*What the task asks:* Transcribe all the records with complete accuracy.

*Extracted material:*
:::::

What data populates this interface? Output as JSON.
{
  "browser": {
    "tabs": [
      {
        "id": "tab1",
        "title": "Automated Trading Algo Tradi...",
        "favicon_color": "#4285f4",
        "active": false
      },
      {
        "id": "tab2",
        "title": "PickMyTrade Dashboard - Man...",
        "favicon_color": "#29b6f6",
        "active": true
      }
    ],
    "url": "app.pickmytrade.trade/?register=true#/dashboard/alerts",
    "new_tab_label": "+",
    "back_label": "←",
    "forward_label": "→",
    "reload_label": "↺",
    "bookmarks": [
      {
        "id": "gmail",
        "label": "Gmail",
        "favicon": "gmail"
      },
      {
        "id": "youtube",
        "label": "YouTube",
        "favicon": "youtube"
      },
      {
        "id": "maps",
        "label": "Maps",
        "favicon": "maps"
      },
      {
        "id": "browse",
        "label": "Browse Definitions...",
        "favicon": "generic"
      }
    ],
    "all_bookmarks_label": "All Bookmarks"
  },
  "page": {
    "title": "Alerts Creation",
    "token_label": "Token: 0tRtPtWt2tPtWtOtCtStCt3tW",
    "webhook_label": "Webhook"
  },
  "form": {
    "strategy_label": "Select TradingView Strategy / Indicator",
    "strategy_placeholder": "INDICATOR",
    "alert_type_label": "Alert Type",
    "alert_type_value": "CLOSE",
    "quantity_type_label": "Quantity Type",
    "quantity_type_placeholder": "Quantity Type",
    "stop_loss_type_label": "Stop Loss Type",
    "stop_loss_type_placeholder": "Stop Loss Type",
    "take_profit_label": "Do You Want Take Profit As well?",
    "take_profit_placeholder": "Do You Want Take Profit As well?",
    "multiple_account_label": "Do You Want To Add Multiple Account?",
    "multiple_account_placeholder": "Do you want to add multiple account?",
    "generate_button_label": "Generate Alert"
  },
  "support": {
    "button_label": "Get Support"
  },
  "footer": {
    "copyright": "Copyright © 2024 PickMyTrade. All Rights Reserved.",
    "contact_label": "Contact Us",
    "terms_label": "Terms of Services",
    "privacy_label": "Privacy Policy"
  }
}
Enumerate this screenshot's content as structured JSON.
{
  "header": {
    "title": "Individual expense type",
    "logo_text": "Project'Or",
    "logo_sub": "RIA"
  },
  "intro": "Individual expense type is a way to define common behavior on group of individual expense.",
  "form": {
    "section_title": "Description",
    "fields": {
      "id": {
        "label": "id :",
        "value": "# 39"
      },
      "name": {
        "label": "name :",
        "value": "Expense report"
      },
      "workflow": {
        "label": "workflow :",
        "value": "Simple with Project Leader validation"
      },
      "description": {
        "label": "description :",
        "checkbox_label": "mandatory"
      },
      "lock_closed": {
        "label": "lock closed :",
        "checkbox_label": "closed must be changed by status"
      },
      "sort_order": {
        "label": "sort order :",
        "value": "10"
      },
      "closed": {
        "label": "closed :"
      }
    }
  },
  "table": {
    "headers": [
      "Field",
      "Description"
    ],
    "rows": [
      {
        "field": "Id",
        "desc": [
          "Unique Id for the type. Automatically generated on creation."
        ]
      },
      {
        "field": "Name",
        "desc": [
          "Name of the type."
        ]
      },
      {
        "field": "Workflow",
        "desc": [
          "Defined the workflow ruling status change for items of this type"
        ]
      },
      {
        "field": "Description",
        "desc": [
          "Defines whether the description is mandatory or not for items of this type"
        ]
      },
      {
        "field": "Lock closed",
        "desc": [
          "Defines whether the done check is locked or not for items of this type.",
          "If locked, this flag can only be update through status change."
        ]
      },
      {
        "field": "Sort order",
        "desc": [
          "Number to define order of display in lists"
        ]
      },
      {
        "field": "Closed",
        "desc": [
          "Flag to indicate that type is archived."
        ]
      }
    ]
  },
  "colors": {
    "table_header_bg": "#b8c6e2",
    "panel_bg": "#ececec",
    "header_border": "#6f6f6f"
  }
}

:::::

*Right answer:*
What data populates this interface? Output as JSON.
{
  "browser": {
    "tabs": [
      {
        "id": "tab1",
        "title": "Automated Trading Algo Tradi...",
        "favicon_color": "#4285f4",
        "active": false
      },
      {
        "id": "tab2",
        "title": "PickMyTrade Dashboard - Man...",
        "favicon_color": "#29b6f6",
        "active": true
      }
    ],
    "url": "app.pickmytrade.trade/?register=true#/dashboard/alerts",
    "new_tab_label": "+",
    "back_label": "←",
    "forward_label": "→",
    "reload_label": "↺",
    "bookmarks": [
      {
        "id": "gmail",
        "label": "Gmail",
        "favicon": "gmail"
      },
      {
        "id": "youtube",
        "label": "YouTube",
        "favicon": "youtube"
      },
      {
        "id": "maps",
        "label": "Maps",
        "favicon": "maps"
      },
      {
        "id": "browse",
        "label": "Browse Definitions...",
        "favicon": "generic"
      }
    ],
    "all_bookmarks_label": "All Bookmarks"
  },
  "page": {
    "title": "Alerts Creation",
    "token_label": "Token: 0tRtPtWt2tPtWtOtCtStCt3tW",
    "webhook_label": "Webhook"
  },
  "form": {
    "strategy_label": "Select TradingView Strategy / Indicator",
    "strategy_placeholder": "INDICATOR",
    "alert_type_label": "Alert Type",
    "alert_type_value": "CLOSE",
    "quantity_type_label": "Quantity Type",
    "quantity_type_placeholder": "Quantity Type",
    "stop_loss_type_label": "Stop Loss Type",
    "stop_loss_type_placeholder": "Stop Loss Type",
    "take_profit_label": "Do You Want Take Profit As well?",
    "take_profit_placeholder": "Do You Want Take Profit As well?",
    "multiple_account_label": "Do You Want To Add Multiple Account?",
    "multiple_account_placeholder": "Do you want to add multiple account?",
    "generate_button_label": "Generate Alert"
  },
  "support": {
    "button_label": "Get Support"
  },
  "footer": {
    "copyright": "Copyright © 2024 PickMyTrade. All Rights Reserved.",
    "contact_label": "Contact Us",
    "terms_label": "Terms of Services",
    "privacy_label": "Privacy Policy"
  }
}
Enumerate this screenshot's content as structured JSON.
{
  "header": {
    "title": "Individual expense type",
    "logo_text": "Project'Or",
    "logo_sub": "RIA"
  },
  "intro": "Individual expense type is a way to define common behavior on group of individual expense.",
  "form": {
    "section_title": "Description",
    "fields": {
      "id": {
        "label": "id :",
        "value": "# 39"
      },
      "name": {
        "label": "name :",
        "value": "Expense report"
      },
      "workflow": {
        "label": "workflow :",
        "value": "Simple with Project Leader validation"
      },
      "description": {
        "label": "description :",
        "checkbox_label": "mandatory"
      },
      "lock_closed": {
        "label": "lock closed :",
        "checkbox_label": "closed must be changed by status"
      },
      "sort_order": {
        "label": "sort order :",
        "value": "10"
      },
      "closed": {
        "label": "closed :"
      }
    }
  },
  "table": {
    "headers": [
      "Field",
      "Description"
    ],
    "rows": [
      {
        "field": "Id",
        "desc": [
          "Unique Id for the type. Automatically generated on creation."
        ]
      },
      {
        "field": "Name",
        "desc": [
          "Name of the type."
        ]
      },
      {
        "field": "Workflow",
        "desc": [
          "Defined the workflow ruling status change for items of this type"
        ]
      },
      {
        "field": "Description",
        "desc": [
          "Defines whether the description is mandatory or not for items of this type"
        ]
      },
      {
        "field": "Lock closed",
        "desc": [
          "Defines whether the done check is locked or not for items of this type.",
          "If locked, this flag can only be update through status change."
        ]
      },
      {
        "field": "Sort order",
        "desc": [
          "Number to define order of display in lists"
        ]
      },
      {
        "field": "Closed",
        "desc": [
          "Flag to indicate that type is archived."
        ]
      }
    ]
  },
  "colors": {
    "table_header_bg": "#b8c6e2",
    "panel_bg": "#ececec",
    "header_border": "#6f6f6f"
  }
}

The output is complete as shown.